(Entries taken from a collection)

---+---

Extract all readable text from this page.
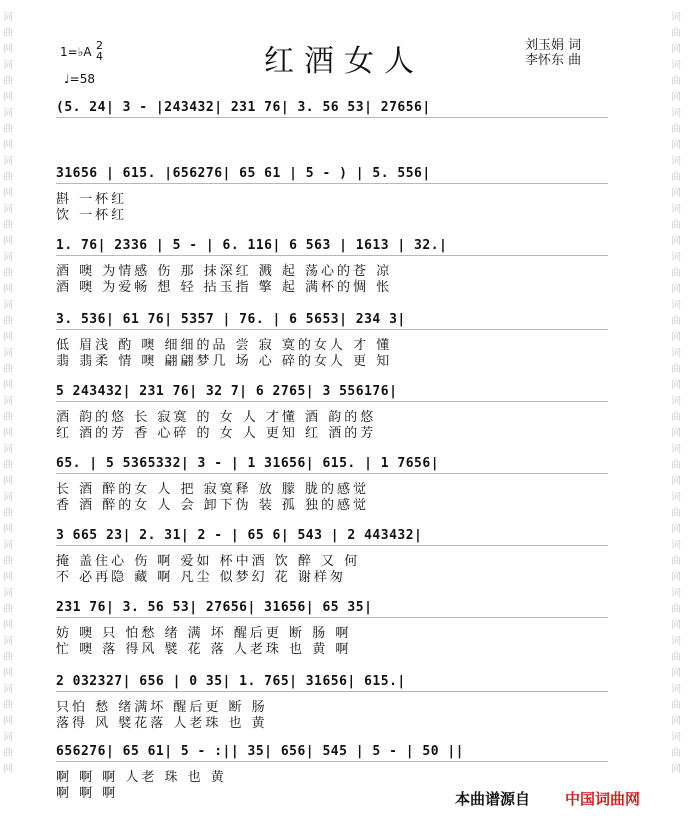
词曲网词曲网词曲网词曲网词曲网词曲网词曲网词曲网词曲网词曲网词曲网词曲网词曲网词曲网词曲网词曲网
词曲网词曲网词曲网词曲网词曲网词曲网词曲网词曲网词曲网词曲网词曲网词曲网词曲网词曲网词曲网词曲网
1=♭A 2
4
♩=58	红酒女人	刘玉娟 词
李怀东 曲
(5. 24| 3 - |243432| 231 76| 3. 56 53| 27656|
31656 | 615. |656276| 65 61 | 5 - ) | 5. 556|
斟 一杯红
饮 一杯红
1. 76| 2336 | 5 - | 6. 116| 6 563 | 1613 | 32.|
酒 噢 为情感 伤 那 抹深红 溅 起 荡心的苍 凉
酒 噢 为爱畅 想 轻 拈玉指 擎 起 满杯的惆 怅
3. 536| 61 76| 5357 | 76. | 6 5653| 234 3|
低 眉浅 酌 噢 细细的品 尝 寂 寞的女人 才 懂
翡 翡柔 情 噢 翩翩梦几 场 心 碎的女人 更 知
5 243432| 231 76| 32 7| 6 2765| 3 556176|
酒 韵的悠 长 寂寞 的 女 人 才懂 酒 韵的悠
红 酒的芳 香 心碎 的 女 人 更知 红 酒的芳
65. | 5 5365332| 3 - | 1 31656| 615. | 1 7656|
长 酒 醉的女 人 把 寂寞释 放 朦 胧的感觉
香 酒 醉的女 人 会 卸下伪 装 孤 独的感觉
3 665 23| 2. 31| 2 - | 65 6| 543 | 2 443432|
掩 盖住心 伤 啊 爱如 杯中酒 饮 醉 又 何
不 必再隐 藏 啊 凡尘 似梦幻 花 谢样匆
231 76| 3. 56 53| 27656| 31656| 65 35|
妨 噢 只 怕愁 绪 满 坏 醒后更 断 肠 啊
忙 噢 落 得风 襞 花 落 人老珠 也 黄 啊
2 032327| 656 | 0 35| 1. 765| 31656| 615.|
只怕 愁 绪满坏 醒后更 断 肠
落得 风 襞花落 人老珠 也 黄
656276| 65 61| 5 - :|| 35| 656| 545 | 5 - | 50 ||
啊 啊 啊 人老 珠 也 黄
啊 啊 啊	本曲谱源自 中国词曲网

---+---

#### Prompt
Write the entries above out again exactly, but not the pictures.

#### Completed exercise
Extract all readable text from this page.
词曲网词曲网词曲网词曲网词曲网词曲网词曲网词曲网词曲网词曲网词曲网词曲网词曲网词曲网词曲网词曲网
词曲网词曲网词曲网词曲网词曲网词曲网词曲网词曲网词曲网词曲网词曲网词曲网词曲网词曲网词曲网词曲网
1=♭A 2
4
♩=58	红酒女人	刘玉娟 词
李怀东 曲
(5. 24| 3 - |243432| 231 76| 3. 56 53| 27656|
31656 | 615. |656276| 65 61 | 5 - ) | 5. 556|
斟 一杯红
饮 一杯红
1. 76| 2336 | 5 - | 6. 116| 6 563 | 1613 | 32.|
酒 噢 为情感 伤 那 抹深红 溅 起 荡心的苍 凉
酒 噢 为爱畅 想 轻 拈玉指 擎 起 满杯的惆 怅
3. 536| 61 76| 5357 | 76. | 6 5653| 234 3|
低 眉浅 酌 噢 细细的品 尝 寂 寞的女人 才 懂
翡 翡柔 情 噢 翩翩梦几 场 心 碎的女人 更 知
5 243432| 231 76| 32 7| 6 2765| 3 556176|
酒 韵的悠 长 寂寞 的 女 人 才懂 酒 韵的悠
红 酒的芳 香 心碎 的 女 人 更知 红 酒的芳
65. | 5 5365332| 3 - | 1 31656| 615. | 1 7656|
长 酒 醉的女 人 把 寂寞释 放 朦 胧的感觉
香 酒 醉的女 人 会 卸下伪 装 孤 独的感觉
3 665 23| 2. 31| 2 - | 65 6| 543 | 2 443432|
掩 盖住心 伤 啊 爱如 杯中酒 饮 醉 又 何
不 必再隐 藏 啊 凡尘 似梦幻 花 谢样匆
231 76| 3. 56 53| 27656| 31656| 65 35|
妨 噢 只 怕愁 绪 满 坏 醒后更 断 肠 啊
忙 噢 落 得风 襞 花 落 人老珠 也 黄 啊
2 032327| 656 | 0 35| 1. 765| 31656| 615.|
只怕 愁 绪满坏 醒后更 断 肠
落得 风 襞花落 人老珠 也 黄
656276| 65 61| 5 - :|| 35| 656| 545 | 5 - | 50 ||
啊 啊 啊 人老 珠 也 黄
啊 啊 啊	本曲谱源自 中国词曲网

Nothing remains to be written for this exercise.